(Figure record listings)
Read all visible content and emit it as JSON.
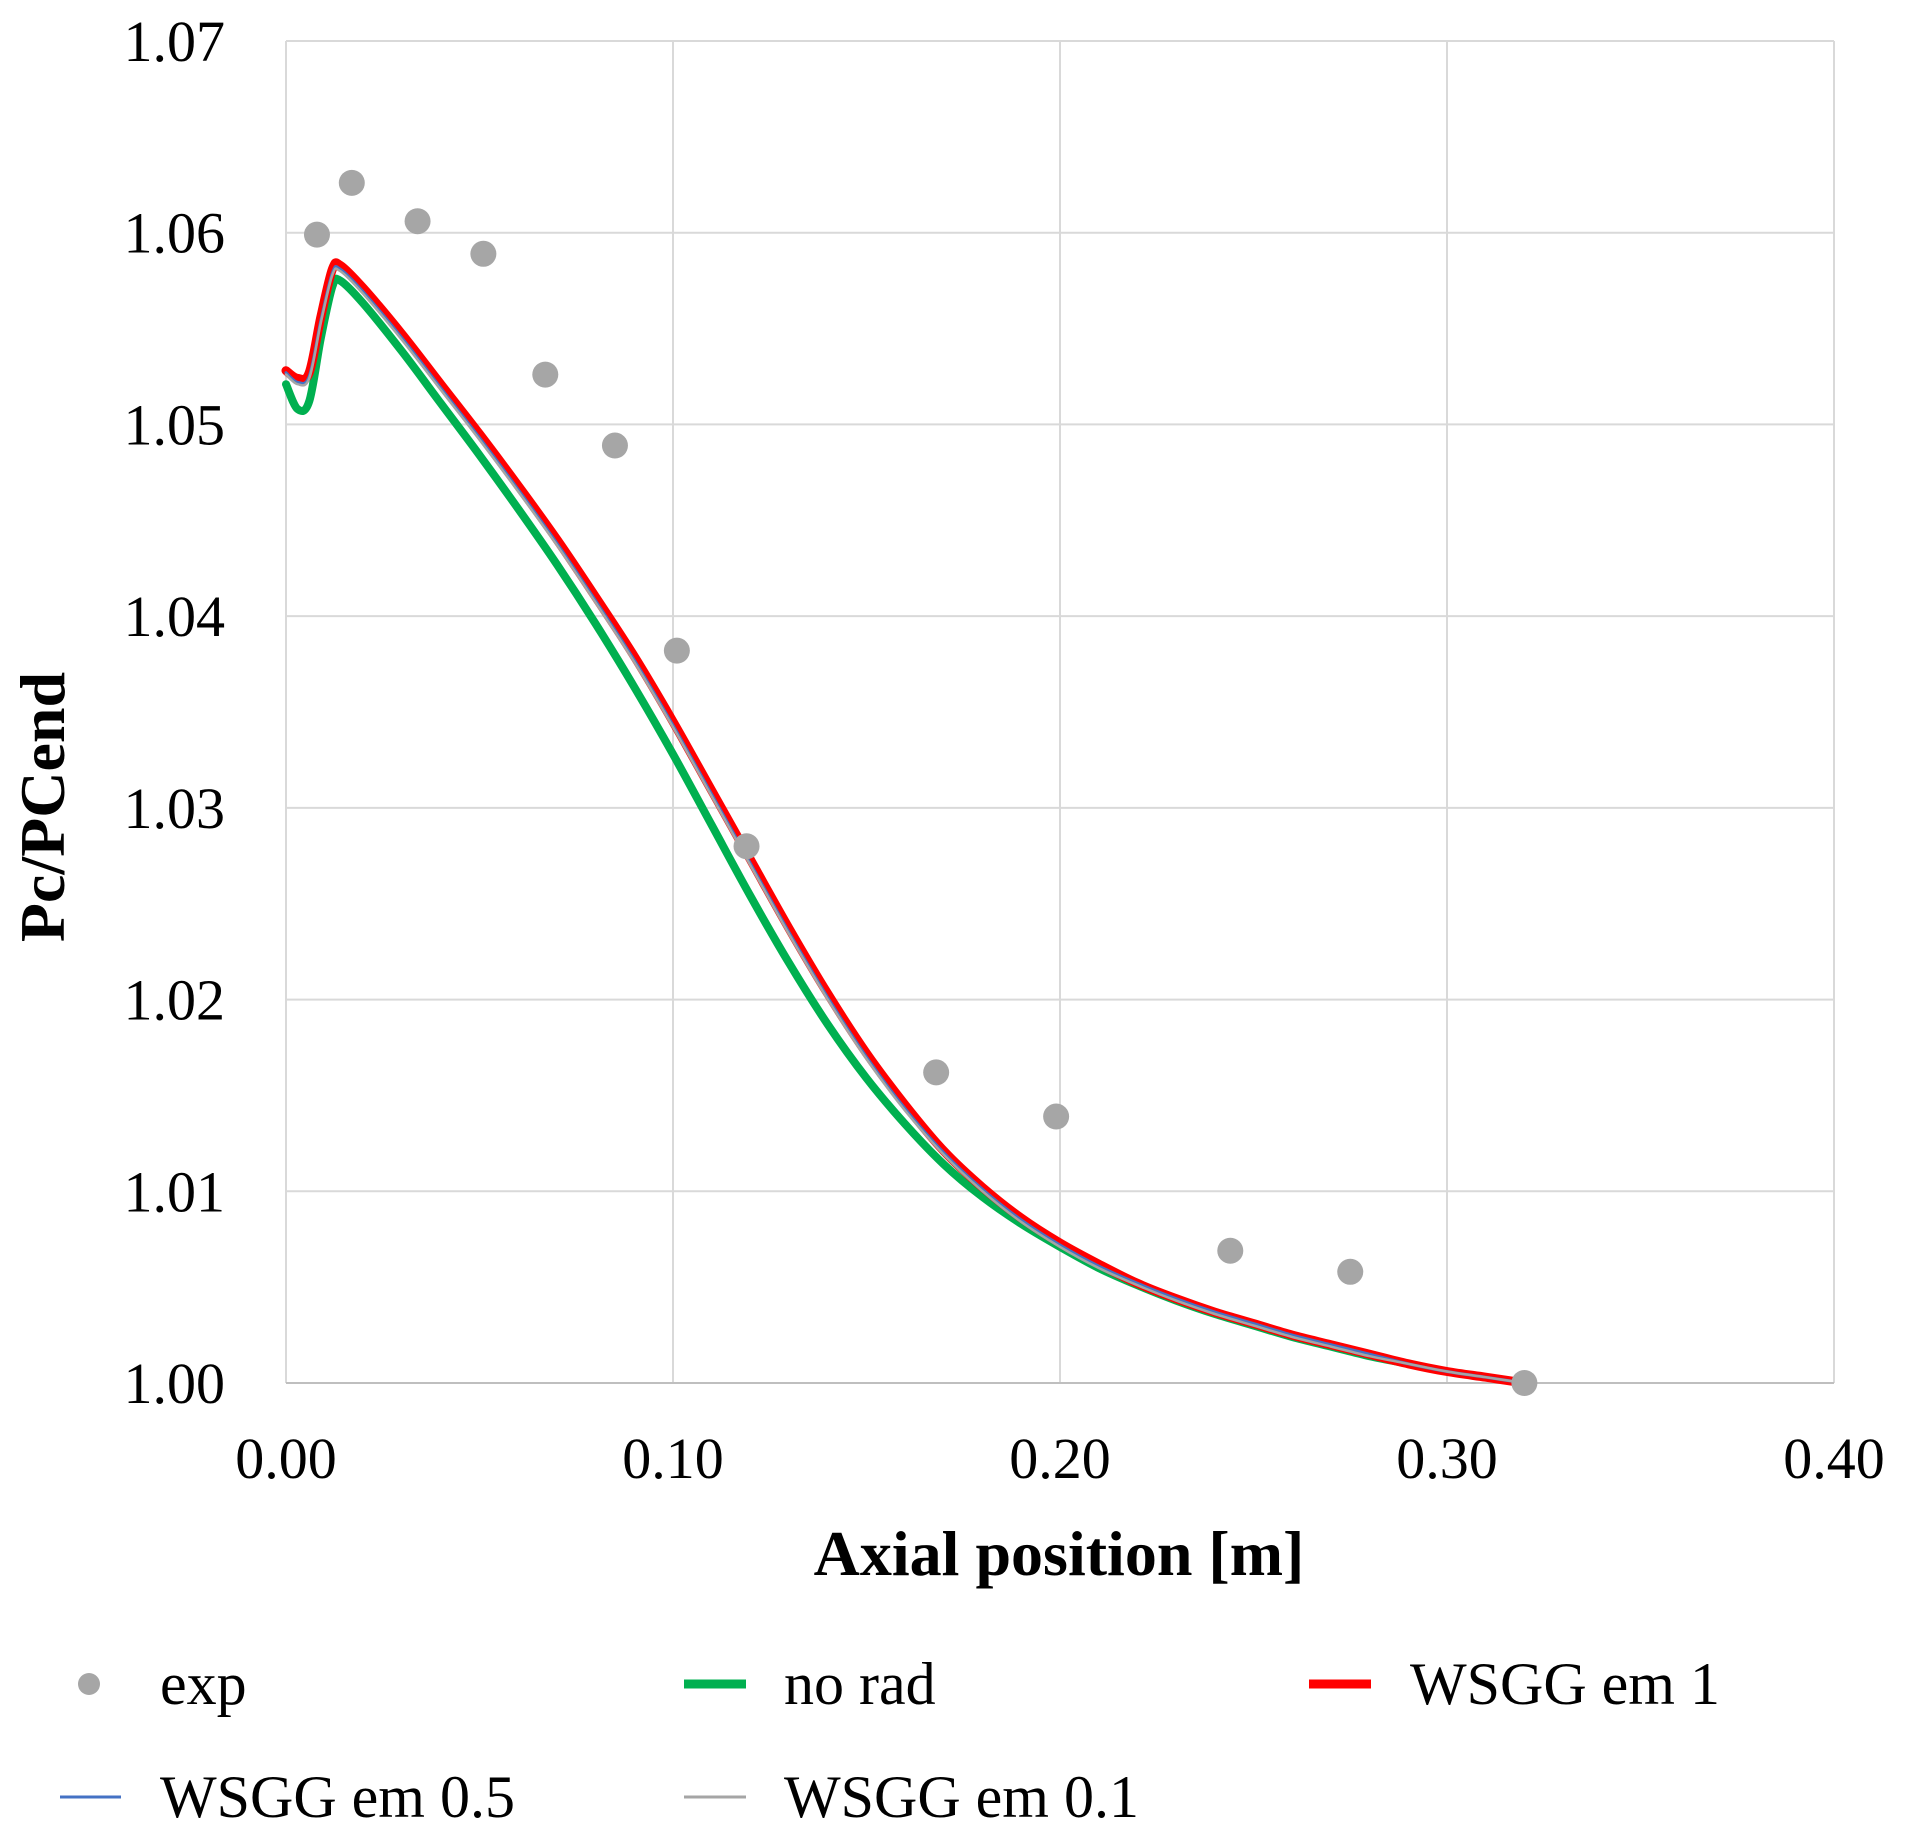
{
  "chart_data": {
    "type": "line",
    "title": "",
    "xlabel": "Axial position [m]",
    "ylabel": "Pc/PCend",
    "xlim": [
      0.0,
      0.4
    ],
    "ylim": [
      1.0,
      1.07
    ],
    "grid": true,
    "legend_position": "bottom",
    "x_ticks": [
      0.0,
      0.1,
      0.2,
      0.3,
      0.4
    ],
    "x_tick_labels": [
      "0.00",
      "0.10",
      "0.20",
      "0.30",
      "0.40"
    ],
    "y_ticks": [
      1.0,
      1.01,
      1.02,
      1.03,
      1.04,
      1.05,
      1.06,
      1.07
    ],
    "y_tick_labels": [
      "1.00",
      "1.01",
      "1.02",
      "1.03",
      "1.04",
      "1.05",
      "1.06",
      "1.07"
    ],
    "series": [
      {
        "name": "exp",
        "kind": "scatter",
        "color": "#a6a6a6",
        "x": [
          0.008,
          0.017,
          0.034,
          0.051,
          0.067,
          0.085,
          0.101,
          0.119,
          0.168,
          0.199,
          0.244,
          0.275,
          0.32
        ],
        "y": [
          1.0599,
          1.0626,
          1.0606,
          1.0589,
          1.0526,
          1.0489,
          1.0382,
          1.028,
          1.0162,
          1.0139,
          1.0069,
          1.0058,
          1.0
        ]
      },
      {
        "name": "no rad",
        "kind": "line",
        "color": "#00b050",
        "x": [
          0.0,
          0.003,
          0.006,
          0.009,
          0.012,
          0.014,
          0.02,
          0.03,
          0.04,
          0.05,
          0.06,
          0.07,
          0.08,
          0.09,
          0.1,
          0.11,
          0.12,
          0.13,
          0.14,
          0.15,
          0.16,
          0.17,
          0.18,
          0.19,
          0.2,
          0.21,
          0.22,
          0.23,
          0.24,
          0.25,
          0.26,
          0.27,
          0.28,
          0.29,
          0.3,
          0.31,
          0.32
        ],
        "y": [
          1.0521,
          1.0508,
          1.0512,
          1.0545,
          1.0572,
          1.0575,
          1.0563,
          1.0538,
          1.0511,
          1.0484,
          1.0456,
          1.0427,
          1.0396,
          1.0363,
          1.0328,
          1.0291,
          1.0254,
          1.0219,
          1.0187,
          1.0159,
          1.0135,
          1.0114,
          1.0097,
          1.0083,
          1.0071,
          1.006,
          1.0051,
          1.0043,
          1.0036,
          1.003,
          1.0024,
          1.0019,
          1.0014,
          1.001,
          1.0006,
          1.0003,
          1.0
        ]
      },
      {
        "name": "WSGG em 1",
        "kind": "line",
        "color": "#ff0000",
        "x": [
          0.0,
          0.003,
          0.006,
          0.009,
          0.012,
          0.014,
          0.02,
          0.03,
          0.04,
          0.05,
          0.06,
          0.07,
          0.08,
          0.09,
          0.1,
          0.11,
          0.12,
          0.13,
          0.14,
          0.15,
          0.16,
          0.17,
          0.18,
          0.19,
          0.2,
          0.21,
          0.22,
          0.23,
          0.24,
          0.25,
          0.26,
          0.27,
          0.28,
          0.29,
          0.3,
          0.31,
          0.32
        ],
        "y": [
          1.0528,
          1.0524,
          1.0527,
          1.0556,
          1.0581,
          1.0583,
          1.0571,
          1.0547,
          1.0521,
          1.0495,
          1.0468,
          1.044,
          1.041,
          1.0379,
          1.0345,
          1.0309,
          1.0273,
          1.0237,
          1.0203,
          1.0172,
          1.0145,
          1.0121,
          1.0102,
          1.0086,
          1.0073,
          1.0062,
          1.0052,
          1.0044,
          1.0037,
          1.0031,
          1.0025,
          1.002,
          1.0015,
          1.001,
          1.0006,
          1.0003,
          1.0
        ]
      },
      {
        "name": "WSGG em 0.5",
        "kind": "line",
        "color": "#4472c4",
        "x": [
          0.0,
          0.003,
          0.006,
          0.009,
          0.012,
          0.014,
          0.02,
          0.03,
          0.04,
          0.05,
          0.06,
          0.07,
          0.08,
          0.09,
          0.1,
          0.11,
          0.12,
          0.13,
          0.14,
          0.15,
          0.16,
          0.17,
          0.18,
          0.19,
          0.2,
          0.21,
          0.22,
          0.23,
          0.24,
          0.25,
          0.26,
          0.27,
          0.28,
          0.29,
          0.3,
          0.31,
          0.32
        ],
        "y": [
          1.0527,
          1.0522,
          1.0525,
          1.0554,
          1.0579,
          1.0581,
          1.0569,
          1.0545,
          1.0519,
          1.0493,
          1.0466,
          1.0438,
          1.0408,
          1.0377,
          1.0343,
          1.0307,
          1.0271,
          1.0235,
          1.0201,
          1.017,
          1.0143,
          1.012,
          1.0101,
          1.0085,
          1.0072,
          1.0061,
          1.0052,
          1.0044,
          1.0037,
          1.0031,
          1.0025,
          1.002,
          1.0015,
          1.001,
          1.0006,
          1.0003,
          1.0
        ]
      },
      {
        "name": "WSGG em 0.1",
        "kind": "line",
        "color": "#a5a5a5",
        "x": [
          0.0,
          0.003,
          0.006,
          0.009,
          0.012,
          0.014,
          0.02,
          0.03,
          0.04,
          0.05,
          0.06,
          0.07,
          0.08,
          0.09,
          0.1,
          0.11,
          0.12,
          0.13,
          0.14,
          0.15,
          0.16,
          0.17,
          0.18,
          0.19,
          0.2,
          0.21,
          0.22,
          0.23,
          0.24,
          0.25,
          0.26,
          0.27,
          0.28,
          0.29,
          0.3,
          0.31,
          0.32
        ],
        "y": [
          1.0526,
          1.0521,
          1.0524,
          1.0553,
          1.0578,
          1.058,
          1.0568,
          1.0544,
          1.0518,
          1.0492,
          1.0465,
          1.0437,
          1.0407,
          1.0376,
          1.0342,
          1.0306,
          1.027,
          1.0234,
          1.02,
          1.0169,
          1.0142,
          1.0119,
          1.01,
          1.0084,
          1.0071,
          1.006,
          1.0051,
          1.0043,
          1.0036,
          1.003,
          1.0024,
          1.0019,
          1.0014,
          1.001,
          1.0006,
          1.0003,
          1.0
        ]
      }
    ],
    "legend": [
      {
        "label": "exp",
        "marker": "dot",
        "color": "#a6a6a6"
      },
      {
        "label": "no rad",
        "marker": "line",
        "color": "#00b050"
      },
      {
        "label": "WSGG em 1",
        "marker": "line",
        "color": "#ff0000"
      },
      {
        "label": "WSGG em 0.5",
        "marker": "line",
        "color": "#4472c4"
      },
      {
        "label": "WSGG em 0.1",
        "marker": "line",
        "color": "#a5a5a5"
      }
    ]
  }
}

• _WHAT IS EXPECTED_
Gather and copy every line of the data in which the string "WSGG" is found.

• _OUTPUT FOR THIS TASK_
        "name": "WSGG em 1",
        "name": "WSGG em 0.5",
        "name": "WSGG em 0.1",
        "label": "WSGG em 1",
        "label": "WSGG em 0.5",
        "label": "WSGG em 0.1",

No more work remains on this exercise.